● Dataset content:
********************
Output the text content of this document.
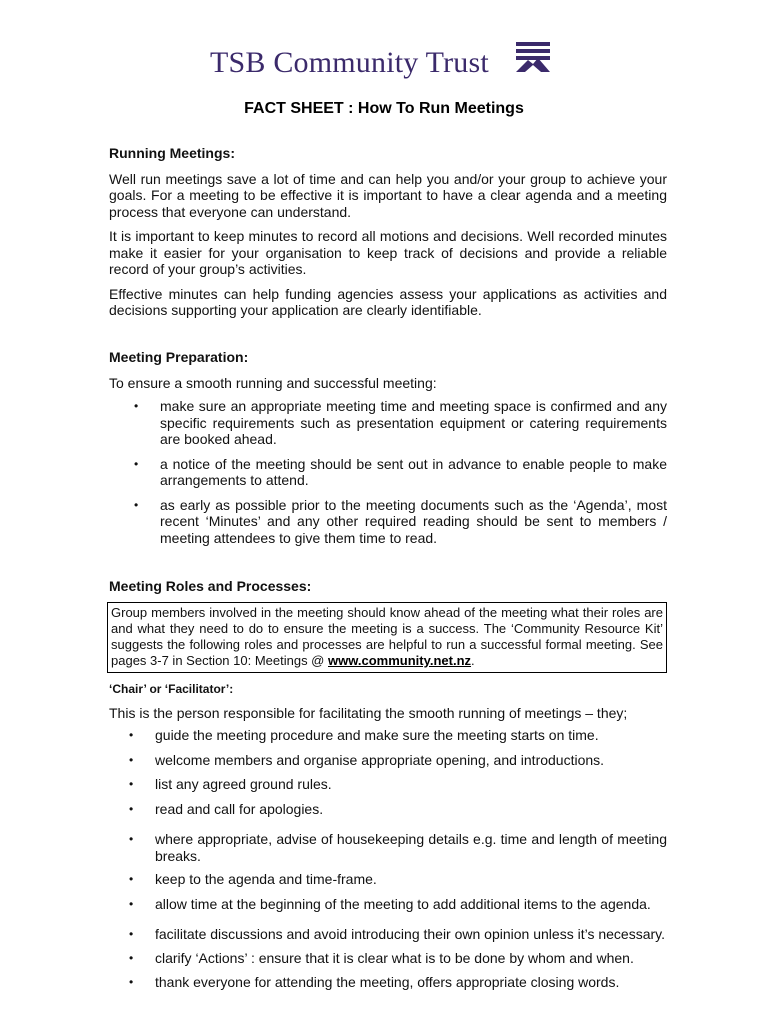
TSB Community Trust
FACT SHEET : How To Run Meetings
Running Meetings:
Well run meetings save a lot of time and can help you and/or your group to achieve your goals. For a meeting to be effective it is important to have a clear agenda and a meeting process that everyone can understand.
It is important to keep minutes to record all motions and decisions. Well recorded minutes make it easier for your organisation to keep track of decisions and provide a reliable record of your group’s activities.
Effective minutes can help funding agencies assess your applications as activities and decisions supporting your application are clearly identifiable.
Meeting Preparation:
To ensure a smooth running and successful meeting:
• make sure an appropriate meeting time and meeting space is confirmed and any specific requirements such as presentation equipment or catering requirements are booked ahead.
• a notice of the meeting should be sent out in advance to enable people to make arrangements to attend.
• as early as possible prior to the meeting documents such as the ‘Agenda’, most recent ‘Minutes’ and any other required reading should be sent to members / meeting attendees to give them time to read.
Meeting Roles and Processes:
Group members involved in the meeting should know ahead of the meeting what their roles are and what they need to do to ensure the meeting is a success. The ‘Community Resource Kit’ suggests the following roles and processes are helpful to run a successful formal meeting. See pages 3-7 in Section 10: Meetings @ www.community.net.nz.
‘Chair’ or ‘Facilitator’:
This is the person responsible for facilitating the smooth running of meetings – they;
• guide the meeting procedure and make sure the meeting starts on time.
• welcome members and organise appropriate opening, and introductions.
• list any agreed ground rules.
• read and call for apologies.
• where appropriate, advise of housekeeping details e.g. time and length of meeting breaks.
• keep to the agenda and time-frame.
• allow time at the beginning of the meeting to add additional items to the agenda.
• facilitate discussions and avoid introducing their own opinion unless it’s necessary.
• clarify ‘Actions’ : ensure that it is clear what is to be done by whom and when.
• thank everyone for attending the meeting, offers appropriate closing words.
********************
● What to produce: Drop the images and repeat the data exactly.

● Worked answer:
Output the text content of this document.
TSB Community Trust
FACT SHEET : How To Run Meetings
Running Meetings:
Well run meetings save a lot of time and can help you and/or your group to achieve your goals. For a meeting to be effective it is important to have a clear agenda and a meeting process that everyone can understand.
It is important to keep minutes to record all motions and decisions. Well recorded minutes make it easier for your organisation to keep track of decisions and provide a reliable record of your group’s activities.
Effective minutes can help funding agencies assess your applications as activities and decisions supporting your application are clearly identifiable.
Meeting Preparation:
To ensure a smooth running and successful meeting:
• make sure an appropriate meeting time and meeting space is confirmed and any specific requirements such as presentation equipment or catering requirements are booked ahead.
• a notice of the meeting should be sent out in advance to enable people to make arrangements to attend.
• as early as possible prior to the meeting documents such as the ‘Agenda’, most recent ‘Minutes’ and any other required reading should be sent to members / meeting attendees to give them time to read.
Meeting Roles and Processes:
Group members involved in the meeting should know ahead of the meeting what their roles are and what they need to do to ensure the meeting is a success. The ‘Community Resource Kit’ suggests the following roles and processes are helpful to run a successful formal meeting. See pages 3-7 in Section 10: Meetings @ www.community.net.nz.
‘Chair’ or ‘Facilitator’:
This is the person responsible for facilitating the smooth running of meetings – they;
• guide the meeting procedure and make sure the meeting starts on time.
• welcome members and organise appropriate opening, and introductions.
• list any agreed ground rules.
• read and call for apologies.
• where appropriate, advise of housekeeping details e.g. time and length of meeting breaks.
• keep to the agenda and time-frame.
• allow time at the beginning of the meeting to add additional items to the agenda.
• facilitate discussions and avoid introducing their own opinion unless it’s necessary.
• clarify ‘Actions’ : ensure that it is clear what is to be done by whom and when.
• thank everyone for attending the meeting, offers appropriate closing words.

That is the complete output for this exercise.